## Tasks for this exercise
• a. In the article on U.S. military strategy, what name does co-author John A. Warden III give to the systematized form of strategic thinking?
• b. Continue the article on U.S. military strategy, starting right after its final sentence.

----- Excerpt to read

Tuesday, November 12, 2013

The New American Security Force: A Revolution in U.S. Military Strategy, Part I

Source: Forbes
Civil war continues to rage in Syria, violence escalates in Iraq, a barbaric terrorist attack was recently perpetrated on civilians in Kenya, and tensions escalate in India and Pakistan. As well, the global proliferation of precision-guided weapons poses new threats, and old threats grow with the rise of China’s military and Russia’s re-emergence on the world’s geopolitical stage
In the wake of almost a dozen years of fighting in Afghanistan and Iraq, and, based on the historical (99.999%) certainty of serious war in our future, how does the US protect itself militarily and wage war if necessary? Mounting global volatility, complexity, savagery and peril appears to make future military planning very difficult—but only if the approach is tactical in contrast to strategic.
Strategic Thinking
Let’s define strategy as the intellectual framework guiding individuals and/or organizations towards sustained success, which in turn can be defined as a sustainable outcome that is valuable and satisfying over time. Strategic thinking has been systematized into what this article’s co-author, USAF Col. (Ret) John A. Warden III, terms the “Prometheus Process.” Prometheus was the Greek god who gave man the capacity for forethought and the ability to make fire. In essence, Prometheus gave mankind the power to create the future, to strategize.

----------
----- Data listing

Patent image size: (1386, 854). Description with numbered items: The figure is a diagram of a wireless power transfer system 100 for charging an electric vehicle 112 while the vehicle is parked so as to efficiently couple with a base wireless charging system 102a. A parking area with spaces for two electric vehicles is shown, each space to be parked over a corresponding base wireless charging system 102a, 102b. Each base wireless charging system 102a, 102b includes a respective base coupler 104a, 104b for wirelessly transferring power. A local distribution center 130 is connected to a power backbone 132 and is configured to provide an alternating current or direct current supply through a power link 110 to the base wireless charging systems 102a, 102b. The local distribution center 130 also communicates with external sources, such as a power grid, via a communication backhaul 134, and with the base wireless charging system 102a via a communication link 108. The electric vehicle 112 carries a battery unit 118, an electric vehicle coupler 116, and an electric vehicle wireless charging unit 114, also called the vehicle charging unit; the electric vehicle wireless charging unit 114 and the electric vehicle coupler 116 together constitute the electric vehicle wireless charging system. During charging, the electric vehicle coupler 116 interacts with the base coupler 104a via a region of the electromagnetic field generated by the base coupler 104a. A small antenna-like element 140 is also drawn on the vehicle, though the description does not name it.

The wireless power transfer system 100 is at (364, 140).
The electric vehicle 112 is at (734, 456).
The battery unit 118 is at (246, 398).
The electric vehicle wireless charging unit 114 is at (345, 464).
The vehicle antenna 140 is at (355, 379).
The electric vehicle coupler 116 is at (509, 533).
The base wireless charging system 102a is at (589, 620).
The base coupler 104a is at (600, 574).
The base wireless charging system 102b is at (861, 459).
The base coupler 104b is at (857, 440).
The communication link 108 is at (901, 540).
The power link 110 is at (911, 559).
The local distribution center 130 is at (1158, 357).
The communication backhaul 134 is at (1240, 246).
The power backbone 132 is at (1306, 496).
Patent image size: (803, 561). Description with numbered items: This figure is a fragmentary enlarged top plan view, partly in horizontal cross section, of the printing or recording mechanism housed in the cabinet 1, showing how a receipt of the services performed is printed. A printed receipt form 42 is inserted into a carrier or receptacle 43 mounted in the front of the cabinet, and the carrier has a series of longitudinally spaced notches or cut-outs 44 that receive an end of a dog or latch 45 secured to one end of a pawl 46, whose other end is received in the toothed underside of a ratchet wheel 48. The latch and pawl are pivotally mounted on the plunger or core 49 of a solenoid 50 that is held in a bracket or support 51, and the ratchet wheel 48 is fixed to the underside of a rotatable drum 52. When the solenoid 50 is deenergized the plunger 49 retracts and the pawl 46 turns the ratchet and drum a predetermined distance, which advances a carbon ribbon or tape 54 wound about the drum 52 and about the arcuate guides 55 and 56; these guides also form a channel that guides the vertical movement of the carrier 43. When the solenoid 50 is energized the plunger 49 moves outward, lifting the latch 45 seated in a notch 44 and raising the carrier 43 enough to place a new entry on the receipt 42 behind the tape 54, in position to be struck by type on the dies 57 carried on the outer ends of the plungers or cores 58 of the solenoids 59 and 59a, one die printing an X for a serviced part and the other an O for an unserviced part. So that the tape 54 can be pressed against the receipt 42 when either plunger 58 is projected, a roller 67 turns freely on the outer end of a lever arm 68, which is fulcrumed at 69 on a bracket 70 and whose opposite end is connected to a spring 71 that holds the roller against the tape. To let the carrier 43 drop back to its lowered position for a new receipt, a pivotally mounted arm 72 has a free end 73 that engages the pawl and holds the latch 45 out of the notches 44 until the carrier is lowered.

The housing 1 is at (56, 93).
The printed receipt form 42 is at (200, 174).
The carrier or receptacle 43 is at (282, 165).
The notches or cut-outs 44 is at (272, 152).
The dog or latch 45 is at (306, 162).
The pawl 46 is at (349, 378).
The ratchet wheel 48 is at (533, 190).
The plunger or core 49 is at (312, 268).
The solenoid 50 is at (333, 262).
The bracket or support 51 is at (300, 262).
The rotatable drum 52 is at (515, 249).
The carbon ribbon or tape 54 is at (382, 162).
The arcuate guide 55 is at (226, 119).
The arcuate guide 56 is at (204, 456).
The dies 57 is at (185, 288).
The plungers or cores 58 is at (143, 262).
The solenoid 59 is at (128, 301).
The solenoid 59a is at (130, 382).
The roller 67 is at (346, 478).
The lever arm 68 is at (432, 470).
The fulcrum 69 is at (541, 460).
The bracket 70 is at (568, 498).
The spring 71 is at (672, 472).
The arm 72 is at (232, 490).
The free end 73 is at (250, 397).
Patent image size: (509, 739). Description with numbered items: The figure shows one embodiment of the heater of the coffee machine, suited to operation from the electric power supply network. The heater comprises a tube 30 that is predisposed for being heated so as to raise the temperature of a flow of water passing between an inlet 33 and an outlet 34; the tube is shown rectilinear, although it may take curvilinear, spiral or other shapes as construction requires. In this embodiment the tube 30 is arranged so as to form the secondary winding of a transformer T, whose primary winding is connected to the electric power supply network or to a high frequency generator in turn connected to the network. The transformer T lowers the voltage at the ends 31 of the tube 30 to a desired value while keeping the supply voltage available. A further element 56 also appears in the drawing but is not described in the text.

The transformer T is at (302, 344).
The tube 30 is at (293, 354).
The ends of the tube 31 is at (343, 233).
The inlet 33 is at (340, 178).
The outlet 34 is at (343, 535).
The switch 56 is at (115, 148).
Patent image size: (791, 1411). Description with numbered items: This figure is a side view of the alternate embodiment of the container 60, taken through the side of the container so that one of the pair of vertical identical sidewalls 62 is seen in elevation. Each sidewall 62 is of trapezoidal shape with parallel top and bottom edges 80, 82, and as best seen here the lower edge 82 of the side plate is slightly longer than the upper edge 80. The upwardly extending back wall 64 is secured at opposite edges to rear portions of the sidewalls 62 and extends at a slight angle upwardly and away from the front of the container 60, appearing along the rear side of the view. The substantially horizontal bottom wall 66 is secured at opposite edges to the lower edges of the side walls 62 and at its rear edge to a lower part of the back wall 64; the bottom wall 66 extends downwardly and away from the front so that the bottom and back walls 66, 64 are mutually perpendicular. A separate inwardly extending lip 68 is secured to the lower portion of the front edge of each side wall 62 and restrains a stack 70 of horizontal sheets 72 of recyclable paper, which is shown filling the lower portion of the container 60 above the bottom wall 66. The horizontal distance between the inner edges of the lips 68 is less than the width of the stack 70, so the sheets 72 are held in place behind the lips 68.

----------

## Expected results
• a. He calls it the "Prometheus Process."

• b.
Strategic thinking has four main imperatives: (i) design the future, (ii) target for success, (iii) campaign to win, and (iv) finish with finesse. The illustration below renders these imperatives in journalistic terms:

Today, we will focus on a preliminary consideration of the first imperative. Determining the desired future, means creating an objective, measurable picture of the future we want to create, or the “Future Picture” in Prometheus-speak. This process begins with “Scoping the Environment,” which was done in broad strokes above regarding external systems within which the U.S. military operates.
Scoping the Environment and External Systems
We don’t know many of the specifics of a future war but with reasonable certainty we do know: (i) Our military enemies will be located at significant distances from the US; (ii) Our significant enemies (who can do real strategic damage) will be well-equipped with modern technology; (iii) For offensive and defensive reasons, given the increasing damage weapons can inflict with greater accuracy, there will be a high priority on bringing any conflict to a rapid, successful conclusion; (iv) Americans will find it morally appealing and practically advantageous to wage war with a minimum of destruction and casualties on both sides; (v) Most likely, there will be no military staging areas close to our opponents, which means we will fight from the U.S.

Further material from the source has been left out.